**GIVEN PROBLEM**
Copy each line where the word "yuri" occurs.

(Collected data entries)

>> BEGIN

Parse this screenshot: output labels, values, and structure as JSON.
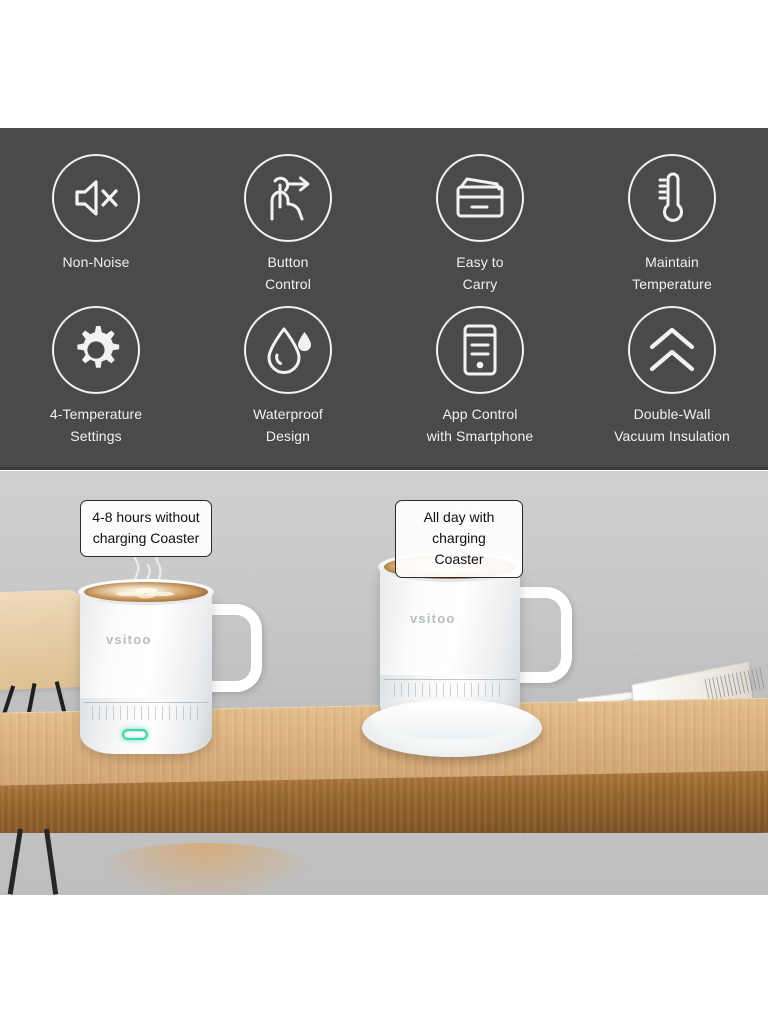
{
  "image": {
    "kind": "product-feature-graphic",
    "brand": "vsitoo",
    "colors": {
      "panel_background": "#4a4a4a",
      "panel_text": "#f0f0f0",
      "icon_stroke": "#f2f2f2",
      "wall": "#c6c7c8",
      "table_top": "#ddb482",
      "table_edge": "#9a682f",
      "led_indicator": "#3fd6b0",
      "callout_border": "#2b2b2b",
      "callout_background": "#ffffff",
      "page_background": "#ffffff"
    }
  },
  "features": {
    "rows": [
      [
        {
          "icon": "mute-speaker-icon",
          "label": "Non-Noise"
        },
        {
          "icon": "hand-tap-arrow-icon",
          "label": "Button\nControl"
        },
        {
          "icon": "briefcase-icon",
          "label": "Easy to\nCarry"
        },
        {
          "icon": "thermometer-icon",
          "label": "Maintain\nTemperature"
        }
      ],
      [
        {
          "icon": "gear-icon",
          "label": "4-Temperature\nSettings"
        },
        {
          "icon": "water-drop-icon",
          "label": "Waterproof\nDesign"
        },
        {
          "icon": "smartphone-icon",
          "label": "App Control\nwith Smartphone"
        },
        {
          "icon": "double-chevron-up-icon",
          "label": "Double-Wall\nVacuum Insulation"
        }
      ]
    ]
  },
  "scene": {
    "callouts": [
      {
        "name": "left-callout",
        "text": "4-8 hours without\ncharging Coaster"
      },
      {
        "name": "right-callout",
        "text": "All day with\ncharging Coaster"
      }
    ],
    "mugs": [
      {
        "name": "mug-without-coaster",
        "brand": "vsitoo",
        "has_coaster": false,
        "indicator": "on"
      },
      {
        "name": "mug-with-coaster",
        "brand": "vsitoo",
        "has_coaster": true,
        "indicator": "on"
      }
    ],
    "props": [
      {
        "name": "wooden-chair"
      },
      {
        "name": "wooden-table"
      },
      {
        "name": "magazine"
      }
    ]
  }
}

>> END
>> BEGIN

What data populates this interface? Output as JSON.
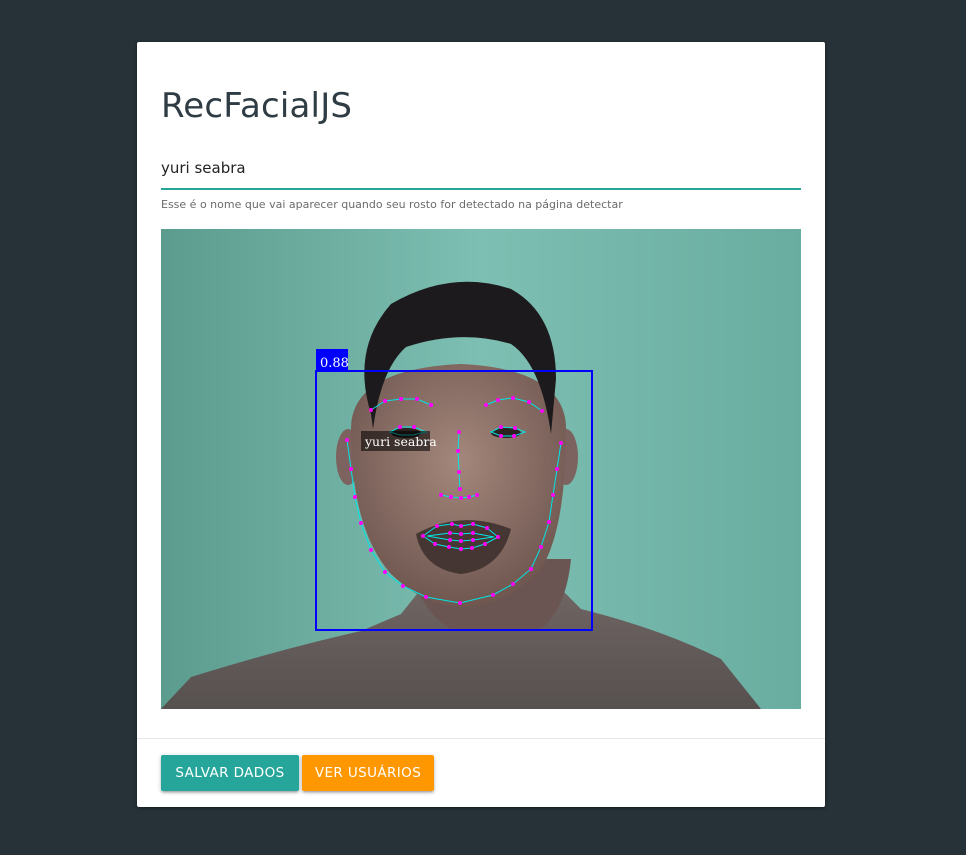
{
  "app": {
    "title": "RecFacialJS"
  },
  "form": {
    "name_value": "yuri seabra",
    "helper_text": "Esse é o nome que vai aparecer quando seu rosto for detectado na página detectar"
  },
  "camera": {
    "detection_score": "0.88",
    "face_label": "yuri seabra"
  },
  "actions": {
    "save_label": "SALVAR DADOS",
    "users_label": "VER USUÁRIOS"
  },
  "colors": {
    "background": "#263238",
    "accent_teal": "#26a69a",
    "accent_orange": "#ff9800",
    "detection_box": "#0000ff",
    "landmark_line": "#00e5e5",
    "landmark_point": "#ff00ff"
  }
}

>> END

**WRITTEN SOLUTION**
    "name_value": "yuri seabra",
    "face_label": "yuri seabra"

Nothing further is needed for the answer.